Your objective
For the records below, give the count of lines holding the word "Daltonizam" and nothing more.

+++

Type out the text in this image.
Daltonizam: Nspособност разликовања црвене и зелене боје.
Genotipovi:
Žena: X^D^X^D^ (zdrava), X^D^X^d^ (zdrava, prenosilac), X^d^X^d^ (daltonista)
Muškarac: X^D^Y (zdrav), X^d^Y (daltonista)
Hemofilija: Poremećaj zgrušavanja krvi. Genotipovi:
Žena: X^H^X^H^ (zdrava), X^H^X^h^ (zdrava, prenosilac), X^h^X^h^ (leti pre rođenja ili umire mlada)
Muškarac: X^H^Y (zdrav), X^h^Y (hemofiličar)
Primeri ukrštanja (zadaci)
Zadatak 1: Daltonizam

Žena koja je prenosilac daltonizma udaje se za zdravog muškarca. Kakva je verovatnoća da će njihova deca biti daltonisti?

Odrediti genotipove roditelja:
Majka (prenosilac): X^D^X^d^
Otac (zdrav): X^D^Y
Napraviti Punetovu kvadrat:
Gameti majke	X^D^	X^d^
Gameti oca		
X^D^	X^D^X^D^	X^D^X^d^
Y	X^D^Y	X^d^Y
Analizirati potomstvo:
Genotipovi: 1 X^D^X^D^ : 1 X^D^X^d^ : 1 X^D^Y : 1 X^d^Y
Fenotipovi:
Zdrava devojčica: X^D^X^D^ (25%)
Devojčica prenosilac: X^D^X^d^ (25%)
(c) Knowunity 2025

+++

Output of the exercise
2